§ THE PROBLEM
Take every line from the listing below that contains "sztuce".

§ ROWS
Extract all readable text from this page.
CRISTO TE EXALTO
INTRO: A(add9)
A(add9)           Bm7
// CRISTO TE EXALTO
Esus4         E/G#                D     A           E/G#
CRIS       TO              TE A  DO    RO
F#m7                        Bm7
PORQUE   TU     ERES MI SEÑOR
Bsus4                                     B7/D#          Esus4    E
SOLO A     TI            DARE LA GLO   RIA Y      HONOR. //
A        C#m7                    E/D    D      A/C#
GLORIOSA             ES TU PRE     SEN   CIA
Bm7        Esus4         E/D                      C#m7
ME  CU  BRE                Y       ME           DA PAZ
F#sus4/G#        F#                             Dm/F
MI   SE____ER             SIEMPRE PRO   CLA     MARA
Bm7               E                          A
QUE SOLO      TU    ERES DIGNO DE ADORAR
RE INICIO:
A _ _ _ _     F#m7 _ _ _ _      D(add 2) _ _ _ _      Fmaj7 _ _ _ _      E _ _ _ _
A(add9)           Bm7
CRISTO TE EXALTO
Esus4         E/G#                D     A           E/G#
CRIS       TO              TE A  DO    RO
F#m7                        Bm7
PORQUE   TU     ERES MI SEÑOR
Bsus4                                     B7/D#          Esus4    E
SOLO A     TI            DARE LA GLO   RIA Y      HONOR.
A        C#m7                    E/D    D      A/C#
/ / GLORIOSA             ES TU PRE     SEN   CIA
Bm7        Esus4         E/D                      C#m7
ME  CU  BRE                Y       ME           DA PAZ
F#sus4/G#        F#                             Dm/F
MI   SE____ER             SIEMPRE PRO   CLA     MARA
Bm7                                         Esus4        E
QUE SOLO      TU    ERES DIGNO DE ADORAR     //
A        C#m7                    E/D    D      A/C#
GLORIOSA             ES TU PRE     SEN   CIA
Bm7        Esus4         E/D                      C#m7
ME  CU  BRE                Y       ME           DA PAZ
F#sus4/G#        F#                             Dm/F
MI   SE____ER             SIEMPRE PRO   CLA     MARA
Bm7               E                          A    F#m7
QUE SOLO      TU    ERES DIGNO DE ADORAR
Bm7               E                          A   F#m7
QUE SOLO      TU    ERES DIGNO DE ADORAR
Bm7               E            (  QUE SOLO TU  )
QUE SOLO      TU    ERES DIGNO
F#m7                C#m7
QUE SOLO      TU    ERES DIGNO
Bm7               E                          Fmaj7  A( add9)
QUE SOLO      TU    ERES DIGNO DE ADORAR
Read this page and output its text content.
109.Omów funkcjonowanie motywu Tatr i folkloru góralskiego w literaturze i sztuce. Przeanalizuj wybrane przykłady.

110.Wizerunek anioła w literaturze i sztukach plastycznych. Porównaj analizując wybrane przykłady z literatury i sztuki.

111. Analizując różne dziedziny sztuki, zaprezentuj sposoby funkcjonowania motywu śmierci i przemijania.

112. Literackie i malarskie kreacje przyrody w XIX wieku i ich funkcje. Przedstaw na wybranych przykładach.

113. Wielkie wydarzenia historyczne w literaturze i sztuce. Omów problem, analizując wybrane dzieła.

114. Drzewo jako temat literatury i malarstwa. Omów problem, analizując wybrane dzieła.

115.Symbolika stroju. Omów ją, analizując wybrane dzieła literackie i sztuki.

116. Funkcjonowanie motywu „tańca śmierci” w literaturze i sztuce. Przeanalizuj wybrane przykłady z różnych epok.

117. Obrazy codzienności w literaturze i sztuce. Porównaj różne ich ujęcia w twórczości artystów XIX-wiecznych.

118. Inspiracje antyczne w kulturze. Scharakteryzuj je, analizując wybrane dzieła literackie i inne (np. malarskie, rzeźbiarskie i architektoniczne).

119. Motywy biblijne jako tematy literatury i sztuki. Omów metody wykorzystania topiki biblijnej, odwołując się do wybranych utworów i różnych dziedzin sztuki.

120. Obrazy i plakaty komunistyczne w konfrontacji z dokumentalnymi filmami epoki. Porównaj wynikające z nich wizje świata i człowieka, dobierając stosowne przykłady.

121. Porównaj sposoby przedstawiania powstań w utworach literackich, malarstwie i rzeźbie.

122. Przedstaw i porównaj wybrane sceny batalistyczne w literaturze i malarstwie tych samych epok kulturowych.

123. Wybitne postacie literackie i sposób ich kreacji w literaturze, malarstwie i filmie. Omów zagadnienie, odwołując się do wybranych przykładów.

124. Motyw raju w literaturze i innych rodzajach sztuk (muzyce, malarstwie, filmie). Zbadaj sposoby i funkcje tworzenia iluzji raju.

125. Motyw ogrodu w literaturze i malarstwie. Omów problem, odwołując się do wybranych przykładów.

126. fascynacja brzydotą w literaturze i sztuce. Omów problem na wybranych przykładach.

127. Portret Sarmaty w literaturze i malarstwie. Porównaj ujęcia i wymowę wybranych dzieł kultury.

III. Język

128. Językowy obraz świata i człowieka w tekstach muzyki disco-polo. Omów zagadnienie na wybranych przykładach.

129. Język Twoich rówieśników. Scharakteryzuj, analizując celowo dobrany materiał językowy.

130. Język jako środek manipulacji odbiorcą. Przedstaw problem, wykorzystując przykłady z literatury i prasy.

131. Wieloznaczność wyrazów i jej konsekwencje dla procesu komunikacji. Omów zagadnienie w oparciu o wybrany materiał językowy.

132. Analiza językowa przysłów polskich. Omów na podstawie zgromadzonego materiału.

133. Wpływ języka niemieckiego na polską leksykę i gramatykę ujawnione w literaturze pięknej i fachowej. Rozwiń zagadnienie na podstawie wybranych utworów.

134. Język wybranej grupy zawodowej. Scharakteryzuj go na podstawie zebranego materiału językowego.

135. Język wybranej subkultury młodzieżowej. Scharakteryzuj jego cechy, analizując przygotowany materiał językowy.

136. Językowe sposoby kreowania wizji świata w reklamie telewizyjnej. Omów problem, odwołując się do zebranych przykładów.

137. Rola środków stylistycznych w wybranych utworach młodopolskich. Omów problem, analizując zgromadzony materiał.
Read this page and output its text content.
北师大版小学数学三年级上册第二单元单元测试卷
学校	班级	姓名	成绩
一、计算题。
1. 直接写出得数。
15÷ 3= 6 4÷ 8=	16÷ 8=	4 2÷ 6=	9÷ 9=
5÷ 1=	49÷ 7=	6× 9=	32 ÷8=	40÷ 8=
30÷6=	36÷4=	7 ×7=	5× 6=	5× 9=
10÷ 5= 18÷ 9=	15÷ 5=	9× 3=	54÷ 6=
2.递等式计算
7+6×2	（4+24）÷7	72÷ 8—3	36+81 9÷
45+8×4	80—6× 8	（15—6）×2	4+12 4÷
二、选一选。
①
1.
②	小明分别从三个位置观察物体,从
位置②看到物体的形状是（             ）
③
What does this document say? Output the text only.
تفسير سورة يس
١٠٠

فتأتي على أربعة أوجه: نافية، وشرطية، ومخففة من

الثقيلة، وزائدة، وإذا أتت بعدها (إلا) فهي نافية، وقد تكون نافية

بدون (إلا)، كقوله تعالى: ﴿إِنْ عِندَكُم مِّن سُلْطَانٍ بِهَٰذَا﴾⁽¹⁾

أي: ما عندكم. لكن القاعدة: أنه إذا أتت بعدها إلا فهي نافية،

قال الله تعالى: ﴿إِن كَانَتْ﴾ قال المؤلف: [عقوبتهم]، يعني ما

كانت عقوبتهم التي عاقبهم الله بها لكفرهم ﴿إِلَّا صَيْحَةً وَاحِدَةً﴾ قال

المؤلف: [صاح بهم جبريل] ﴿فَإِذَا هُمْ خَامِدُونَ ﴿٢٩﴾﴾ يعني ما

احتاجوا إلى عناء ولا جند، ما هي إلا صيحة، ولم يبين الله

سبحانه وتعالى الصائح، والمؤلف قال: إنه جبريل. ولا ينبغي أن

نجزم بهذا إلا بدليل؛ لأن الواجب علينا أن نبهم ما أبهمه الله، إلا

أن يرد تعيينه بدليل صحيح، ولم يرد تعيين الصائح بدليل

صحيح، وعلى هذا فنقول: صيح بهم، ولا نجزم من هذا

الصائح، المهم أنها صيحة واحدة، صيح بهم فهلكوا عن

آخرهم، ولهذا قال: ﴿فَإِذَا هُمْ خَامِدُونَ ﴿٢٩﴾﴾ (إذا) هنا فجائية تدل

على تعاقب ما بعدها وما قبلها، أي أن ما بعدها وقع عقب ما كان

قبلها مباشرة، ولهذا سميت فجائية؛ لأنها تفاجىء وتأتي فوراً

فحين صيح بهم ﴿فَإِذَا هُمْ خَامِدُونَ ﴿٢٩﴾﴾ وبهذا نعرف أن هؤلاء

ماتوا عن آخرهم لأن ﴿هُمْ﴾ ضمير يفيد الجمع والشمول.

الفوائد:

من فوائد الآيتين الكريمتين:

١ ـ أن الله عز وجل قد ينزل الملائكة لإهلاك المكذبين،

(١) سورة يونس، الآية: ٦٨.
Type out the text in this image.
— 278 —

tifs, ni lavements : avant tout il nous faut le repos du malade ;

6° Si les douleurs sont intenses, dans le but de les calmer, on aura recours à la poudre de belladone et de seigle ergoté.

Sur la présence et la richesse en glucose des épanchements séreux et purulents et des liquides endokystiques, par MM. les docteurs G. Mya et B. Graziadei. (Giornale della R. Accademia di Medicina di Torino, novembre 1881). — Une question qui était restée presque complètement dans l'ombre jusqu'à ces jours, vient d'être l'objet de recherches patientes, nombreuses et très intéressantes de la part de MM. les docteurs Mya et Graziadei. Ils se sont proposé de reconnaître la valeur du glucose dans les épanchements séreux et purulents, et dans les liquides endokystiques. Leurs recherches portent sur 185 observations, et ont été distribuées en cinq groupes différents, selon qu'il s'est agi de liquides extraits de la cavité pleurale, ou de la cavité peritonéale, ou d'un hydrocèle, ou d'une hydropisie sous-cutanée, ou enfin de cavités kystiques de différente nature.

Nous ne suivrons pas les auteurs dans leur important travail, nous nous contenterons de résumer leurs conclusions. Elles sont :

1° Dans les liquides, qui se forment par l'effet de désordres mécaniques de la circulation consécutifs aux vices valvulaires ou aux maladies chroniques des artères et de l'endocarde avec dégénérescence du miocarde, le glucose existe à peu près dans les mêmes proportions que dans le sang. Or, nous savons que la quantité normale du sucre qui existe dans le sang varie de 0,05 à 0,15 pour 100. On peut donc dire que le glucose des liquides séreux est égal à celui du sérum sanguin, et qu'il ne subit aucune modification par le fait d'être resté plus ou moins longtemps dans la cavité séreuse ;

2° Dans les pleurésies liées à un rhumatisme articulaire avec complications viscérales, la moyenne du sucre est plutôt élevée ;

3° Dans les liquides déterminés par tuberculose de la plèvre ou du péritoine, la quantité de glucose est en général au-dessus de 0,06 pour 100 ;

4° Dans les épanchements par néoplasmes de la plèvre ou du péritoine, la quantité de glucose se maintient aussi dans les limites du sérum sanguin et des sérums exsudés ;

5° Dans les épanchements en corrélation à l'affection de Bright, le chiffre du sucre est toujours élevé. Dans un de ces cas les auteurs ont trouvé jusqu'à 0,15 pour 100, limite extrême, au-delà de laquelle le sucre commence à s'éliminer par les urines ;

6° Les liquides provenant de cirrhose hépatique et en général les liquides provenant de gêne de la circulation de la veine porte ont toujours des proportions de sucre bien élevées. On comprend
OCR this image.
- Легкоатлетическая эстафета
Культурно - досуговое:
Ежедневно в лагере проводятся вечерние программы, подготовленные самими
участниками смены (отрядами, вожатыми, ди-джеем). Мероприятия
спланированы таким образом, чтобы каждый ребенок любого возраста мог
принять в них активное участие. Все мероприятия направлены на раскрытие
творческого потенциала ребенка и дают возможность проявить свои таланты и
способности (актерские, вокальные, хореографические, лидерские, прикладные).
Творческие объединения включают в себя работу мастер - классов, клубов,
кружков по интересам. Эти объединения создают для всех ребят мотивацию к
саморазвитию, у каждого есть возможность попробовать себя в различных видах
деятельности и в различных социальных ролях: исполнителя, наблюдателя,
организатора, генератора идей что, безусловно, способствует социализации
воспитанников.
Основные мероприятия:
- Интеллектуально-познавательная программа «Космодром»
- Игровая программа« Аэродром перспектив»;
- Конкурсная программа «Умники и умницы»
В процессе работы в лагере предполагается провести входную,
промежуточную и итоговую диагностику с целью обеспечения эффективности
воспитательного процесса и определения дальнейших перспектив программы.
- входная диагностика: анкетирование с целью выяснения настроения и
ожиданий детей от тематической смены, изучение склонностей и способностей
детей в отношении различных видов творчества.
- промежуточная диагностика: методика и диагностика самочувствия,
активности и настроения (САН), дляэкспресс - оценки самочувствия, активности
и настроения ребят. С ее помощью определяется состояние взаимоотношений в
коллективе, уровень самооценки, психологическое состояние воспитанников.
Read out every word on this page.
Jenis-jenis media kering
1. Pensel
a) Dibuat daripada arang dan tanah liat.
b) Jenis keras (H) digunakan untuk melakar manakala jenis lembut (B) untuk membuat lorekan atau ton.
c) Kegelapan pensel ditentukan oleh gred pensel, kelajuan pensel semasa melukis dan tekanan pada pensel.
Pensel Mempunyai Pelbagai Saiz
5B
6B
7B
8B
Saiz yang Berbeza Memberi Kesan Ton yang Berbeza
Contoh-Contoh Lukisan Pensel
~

§ SOLUTION TO THIS PROBLEM
109.Omów funkcjonowanie motywu Tatr i folkloru góralskiego w literaturze i sztuce. Przeanalizuj wybrane przykłady.
113. Wielkie wydarzenia historyczne w literaturze i sztuce. Omów problem, analizując wybrane dzieła.
116. Funkcjonowanie motywu „tańca śmierci” w literaturze i sztuce. Przeanalizuj wybrane przykłady z różnych epok.
117. Obrazy codzienności w literaturze i sztuce. Porównaj różne ich ujęcia w twórczości artystów XIX-wiecznych.
126. fascynacja brzydotą w literaturze i sztuce. Omów problem na wybranych przykładach.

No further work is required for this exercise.